### Exercise task:
Lines before the one containing "Decode this chart: output" are excluded; retype that line and all remaining lines of the material exactly.

════════════════════

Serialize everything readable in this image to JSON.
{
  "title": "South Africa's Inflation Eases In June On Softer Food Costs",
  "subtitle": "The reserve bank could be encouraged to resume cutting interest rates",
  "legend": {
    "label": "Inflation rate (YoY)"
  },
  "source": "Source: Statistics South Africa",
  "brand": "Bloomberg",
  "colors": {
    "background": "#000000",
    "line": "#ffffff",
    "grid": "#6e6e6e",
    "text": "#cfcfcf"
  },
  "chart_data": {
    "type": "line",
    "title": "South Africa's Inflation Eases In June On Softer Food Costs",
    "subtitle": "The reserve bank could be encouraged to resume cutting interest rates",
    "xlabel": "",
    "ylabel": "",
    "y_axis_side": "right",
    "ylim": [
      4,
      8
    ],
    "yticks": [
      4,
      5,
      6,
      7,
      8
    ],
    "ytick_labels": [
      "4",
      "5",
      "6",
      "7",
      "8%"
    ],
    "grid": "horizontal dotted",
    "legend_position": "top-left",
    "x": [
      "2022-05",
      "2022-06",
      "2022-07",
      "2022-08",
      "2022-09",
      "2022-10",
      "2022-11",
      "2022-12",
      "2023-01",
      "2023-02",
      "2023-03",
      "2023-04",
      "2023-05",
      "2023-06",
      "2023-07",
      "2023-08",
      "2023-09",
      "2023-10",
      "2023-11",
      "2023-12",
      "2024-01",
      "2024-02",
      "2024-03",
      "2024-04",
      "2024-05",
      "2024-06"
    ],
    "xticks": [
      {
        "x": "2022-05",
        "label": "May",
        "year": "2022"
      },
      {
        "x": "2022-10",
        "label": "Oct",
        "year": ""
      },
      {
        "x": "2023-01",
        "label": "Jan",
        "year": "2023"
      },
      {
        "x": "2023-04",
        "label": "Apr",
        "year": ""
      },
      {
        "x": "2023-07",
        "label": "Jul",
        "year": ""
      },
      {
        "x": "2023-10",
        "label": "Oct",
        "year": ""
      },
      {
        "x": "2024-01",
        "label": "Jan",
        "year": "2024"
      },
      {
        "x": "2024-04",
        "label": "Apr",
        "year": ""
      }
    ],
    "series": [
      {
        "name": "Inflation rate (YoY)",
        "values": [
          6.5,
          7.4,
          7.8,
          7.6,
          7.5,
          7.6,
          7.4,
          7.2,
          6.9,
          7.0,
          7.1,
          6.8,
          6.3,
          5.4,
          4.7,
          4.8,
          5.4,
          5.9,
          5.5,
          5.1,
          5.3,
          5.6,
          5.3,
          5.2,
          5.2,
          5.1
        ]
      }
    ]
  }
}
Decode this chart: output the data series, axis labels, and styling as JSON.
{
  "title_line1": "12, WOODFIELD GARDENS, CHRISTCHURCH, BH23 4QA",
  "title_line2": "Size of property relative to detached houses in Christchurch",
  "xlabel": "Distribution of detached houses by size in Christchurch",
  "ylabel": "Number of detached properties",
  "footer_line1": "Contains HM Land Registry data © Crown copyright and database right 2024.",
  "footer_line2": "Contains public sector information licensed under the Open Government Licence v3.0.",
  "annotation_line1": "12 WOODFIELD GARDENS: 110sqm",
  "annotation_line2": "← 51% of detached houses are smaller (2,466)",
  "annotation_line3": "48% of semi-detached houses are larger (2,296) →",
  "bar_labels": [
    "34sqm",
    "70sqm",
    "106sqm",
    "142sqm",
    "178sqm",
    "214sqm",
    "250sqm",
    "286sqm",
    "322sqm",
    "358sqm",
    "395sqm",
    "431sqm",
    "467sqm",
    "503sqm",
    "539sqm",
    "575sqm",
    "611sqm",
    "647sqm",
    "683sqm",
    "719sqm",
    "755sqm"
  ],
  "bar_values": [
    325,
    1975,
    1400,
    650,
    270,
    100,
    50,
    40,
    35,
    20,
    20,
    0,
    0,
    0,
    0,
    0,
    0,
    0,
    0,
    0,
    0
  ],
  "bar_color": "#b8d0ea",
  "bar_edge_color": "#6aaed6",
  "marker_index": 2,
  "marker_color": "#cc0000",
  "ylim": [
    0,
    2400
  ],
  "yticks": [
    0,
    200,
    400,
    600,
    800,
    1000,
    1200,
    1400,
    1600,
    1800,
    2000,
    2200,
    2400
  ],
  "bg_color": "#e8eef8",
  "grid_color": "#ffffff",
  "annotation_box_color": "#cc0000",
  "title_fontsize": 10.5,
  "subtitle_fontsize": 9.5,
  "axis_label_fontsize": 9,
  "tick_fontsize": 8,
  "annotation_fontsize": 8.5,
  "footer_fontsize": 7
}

════════════════════

### Worked answer:
Decode this chart: output the data series, axis labels, and styling as JSON.
{
  "title_line1": "12, WOODFIELD GARDENS, CHRISTCHURCH, BH23 4QA",
  "title_line2": "Size of property relative to detached houses in Christchurch",
  "xlabel": "Distribution of detached houses by size in Christchurch",
  "ylabel": "Number of detached properties",
  "footer_line1": "Contains HM Land Registry data © Crown copyright and database right 2024.",
  "footer_line2": "Contains public sector information licensed under the Open Government Licence v3.0.",
  "annotation_line1": "12 WOODFIELD GARDENS: 110sqm",
  "annotation_line2": "← 51% of detached houses are smaller (2,466)",
  "annotation_line3": "48% of semi-detached houses are larger (2,296) →",
  "bar_labels": [
    "34sqm",
    "70sqm",
    "106sqm",
    "142sqm",
    "178sqm",
    "214sqm",
    "250sqm",
    "286sqm",
    "322sqm",
    "358sqm",
    "395sqm",
    "431sqm",
    "467sqm",
    "503sqm",
    "539sqm",
    "575sqm",
    "611sqm",
    "647sqm",
    "683sqm",
    "719sqm",
    "755sqm"
  ],
  "bar_values": [
    325,
    1975,
    1400,
    650,
    270,
    100,
    50,
    40,
    35,
    20,
    20,
    0,
    0,
    0,
    0,
    0,
    0,
    0,
    0,
    0,
    0
  ],
  "bar_color": "#b8d0ea",
  "bar_edge_color": "#6aaed6",
  "marker_index": 2,
  "marker_color": "#cc0000",
  "ylim": [
    0,
    2400
  ],
  "yticks": [
    0,
    200,
    400,
    600,
    800,
    1000,
    1200,
    1400,
    1600,
    1800,
    2000,
    2200,
    2400
  ],
  "bg_color": "#e8eef8",
  "grid_color": "#ffffff",
  "annotation_box_color": "#cc0000",
  "title_fontsize": 10.5,
  "subtitle_fontsize": 9.5,
  "axis_label_fontsize": 9,
  "tick_fontsize": 8,
  "annotation_fontsize": 8.5,
  "footer_fontsize": 7
}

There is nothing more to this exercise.